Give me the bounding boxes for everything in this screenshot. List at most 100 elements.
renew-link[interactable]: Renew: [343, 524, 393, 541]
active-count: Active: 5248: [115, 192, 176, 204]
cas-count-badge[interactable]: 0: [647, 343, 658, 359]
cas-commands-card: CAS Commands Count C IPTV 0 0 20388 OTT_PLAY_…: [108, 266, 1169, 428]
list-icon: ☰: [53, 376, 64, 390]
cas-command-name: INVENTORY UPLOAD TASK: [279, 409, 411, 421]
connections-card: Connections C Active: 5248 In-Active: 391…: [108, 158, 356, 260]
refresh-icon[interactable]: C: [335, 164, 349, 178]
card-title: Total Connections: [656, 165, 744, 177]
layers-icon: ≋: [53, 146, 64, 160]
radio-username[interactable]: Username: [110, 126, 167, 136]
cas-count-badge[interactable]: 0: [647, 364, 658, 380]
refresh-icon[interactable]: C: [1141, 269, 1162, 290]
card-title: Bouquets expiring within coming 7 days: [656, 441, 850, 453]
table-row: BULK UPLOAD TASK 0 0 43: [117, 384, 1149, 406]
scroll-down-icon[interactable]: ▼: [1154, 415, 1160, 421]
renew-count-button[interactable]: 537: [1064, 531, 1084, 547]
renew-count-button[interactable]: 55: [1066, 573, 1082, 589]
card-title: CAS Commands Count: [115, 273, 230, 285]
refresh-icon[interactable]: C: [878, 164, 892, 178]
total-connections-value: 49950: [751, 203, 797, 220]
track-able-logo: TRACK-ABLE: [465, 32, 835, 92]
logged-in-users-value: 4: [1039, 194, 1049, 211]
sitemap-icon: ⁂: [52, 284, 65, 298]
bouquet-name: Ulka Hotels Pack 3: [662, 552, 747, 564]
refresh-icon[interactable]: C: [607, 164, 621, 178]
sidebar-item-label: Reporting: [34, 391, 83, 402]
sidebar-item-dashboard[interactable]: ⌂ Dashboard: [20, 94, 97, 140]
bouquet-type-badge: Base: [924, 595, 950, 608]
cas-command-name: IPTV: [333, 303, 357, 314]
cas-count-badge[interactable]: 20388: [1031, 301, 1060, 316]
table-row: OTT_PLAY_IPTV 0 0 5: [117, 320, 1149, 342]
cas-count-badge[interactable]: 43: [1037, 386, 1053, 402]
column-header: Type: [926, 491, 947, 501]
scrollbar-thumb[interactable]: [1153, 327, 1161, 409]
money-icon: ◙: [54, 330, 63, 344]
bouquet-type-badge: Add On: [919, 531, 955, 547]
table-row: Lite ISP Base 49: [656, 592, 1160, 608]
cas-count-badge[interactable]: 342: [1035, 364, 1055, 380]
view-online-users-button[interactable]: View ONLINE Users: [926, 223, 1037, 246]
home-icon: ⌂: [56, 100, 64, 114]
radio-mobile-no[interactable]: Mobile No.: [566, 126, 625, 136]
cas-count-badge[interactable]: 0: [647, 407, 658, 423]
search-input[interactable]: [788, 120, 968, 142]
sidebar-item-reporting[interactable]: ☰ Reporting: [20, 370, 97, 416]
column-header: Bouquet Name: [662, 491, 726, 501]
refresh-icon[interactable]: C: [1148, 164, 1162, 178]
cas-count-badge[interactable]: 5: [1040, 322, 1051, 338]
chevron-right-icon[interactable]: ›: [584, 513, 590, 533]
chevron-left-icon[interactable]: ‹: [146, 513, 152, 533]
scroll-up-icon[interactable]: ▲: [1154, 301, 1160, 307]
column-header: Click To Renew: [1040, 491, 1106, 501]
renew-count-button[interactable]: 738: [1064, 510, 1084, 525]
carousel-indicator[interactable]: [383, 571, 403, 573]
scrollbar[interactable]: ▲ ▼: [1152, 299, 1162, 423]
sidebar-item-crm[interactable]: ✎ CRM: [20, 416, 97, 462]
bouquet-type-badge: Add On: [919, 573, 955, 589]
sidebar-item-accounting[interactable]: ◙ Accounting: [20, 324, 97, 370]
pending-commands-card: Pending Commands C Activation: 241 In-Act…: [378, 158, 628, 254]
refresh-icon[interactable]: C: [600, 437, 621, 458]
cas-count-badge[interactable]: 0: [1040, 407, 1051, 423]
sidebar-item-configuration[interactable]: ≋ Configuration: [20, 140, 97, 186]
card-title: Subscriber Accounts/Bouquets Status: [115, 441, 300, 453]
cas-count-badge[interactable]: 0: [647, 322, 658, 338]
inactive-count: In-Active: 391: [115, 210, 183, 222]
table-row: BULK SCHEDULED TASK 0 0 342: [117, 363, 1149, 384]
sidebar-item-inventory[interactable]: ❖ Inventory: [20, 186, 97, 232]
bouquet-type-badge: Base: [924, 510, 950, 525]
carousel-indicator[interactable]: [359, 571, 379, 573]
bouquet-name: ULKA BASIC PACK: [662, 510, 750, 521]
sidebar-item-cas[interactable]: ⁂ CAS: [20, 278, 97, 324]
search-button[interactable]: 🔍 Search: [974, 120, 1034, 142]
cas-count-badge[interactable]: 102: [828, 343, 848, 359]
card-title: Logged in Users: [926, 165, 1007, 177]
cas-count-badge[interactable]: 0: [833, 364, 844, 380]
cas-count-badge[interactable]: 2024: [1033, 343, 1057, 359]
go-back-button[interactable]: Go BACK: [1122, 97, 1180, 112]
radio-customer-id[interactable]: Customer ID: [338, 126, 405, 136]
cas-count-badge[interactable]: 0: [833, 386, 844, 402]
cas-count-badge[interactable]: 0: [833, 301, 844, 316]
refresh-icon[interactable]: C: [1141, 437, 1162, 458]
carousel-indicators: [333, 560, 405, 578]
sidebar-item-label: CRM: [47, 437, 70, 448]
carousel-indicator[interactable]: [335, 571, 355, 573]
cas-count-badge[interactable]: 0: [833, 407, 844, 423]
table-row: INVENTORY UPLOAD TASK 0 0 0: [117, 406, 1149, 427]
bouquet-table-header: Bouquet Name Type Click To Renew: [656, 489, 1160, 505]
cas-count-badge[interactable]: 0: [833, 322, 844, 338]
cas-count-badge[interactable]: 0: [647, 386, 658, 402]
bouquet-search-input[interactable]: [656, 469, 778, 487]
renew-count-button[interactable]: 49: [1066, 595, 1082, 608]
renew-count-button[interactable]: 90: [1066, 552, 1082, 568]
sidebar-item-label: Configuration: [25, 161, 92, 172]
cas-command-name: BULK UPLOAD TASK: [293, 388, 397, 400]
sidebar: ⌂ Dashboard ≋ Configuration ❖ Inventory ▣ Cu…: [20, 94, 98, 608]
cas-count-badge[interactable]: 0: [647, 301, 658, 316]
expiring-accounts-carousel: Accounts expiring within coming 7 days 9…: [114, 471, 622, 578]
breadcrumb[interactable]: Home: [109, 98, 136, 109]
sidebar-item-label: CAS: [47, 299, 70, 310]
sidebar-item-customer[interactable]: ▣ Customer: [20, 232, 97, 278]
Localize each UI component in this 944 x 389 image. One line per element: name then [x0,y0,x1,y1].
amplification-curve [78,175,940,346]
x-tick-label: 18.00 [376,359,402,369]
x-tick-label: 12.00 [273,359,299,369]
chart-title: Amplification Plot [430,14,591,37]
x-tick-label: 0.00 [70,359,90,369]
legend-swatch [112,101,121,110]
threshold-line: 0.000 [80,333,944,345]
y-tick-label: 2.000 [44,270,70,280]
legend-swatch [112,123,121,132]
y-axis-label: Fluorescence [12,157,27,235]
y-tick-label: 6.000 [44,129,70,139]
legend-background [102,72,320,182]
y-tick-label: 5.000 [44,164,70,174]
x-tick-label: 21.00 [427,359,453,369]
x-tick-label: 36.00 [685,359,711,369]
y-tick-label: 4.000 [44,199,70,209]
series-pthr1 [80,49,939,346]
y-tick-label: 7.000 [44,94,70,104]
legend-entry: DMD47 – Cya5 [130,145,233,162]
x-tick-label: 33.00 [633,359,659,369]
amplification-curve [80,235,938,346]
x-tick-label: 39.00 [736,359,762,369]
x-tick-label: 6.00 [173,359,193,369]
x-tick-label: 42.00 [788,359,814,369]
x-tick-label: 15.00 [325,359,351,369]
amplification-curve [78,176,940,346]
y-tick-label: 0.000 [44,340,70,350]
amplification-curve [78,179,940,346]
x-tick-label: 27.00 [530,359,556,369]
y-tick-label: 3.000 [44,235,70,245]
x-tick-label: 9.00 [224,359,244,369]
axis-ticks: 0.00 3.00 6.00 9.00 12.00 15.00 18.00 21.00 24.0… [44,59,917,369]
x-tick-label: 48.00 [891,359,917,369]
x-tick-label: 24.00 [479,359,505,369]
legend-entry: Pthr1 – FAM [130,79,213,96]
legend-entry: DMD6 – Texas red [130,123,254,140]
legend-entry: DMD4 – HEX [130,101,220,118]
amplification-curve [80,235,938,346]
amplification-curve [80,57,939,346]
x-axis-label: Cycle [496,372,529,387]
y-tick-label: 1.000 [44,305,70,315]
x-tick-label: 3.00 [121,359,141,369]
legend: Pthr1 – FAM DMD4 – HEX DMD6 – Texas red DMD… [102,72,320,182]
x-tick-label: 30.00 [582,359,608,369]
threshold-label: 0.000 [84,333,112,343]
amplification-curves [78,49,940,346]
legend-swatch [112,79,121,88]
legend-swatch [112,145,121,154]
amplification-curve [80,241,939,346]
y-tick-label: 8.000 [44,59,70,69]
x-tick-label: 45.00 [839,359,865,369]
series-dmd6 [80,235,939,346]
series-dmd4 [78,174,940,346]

**Required task**
Output as a JSON list of strings, one string per line and blank lines omitted, every line of the items from the very first line through the line containing "renew-count-button[interactable]: 55: [1066, 573, 1082, 589]".

**Written reply**
[
  "Give me the bounding boxes for everything in this screenshot. List at most 100 elements.",
  "renew-link[interactable]: Renew: [343, 524, 393, 541]",
  "active-count: Active: 5248: [115, 192, 176, 204]",
  "cas-count-badge[interactable]: 0: [647, 343, 658, 359]",
  "cas-commands-card: CAS Commands Count C IPTV 0 0 20388 OTT_PLAY_…: [108, 266, 1169, 428]",
  "list-icon: ☰: [53, 376, 64, 390]",
  "cas-command-name: INVENTORY UPLOAD TASK: [279, 409, 411, 421]",
  "connections-card: Connections C Active: 5248 In-Active: 391…: [108, 158, 356, 260]",
  "refresh-icon[interactable]: C: [335, 164, 349, 178]",
  "card-title: Total Connections: [656, 165, 744, 177]",
  "layers-icon: ≋: [53, 146, 64, 160]",
  "radio-username[interactable]: Username: [110, 126, 167, 136]",
  "cas-count-badge[interactable]: 0: [647, 364, 658, 380]",
  "refresh-icon[interactable]: C: [1141, 269, 1162, 290]",
  "card-title: Bouquets expiring within coming 7 days: [656, 441, 850, 453]",
  "table-row: BULK UPLOAD TASK 0 0 43: [117, 384, 1149, 406]",
  "scroll-down-icon[interactable]: ▼: [1154, 415, 1160, 421]",
  "renew-count-button[interactable]: 537: [1064, 531, 1084, 547]",
  "renew-count-button[interactable]: 55: [1066, 573, 1082, 589]"
]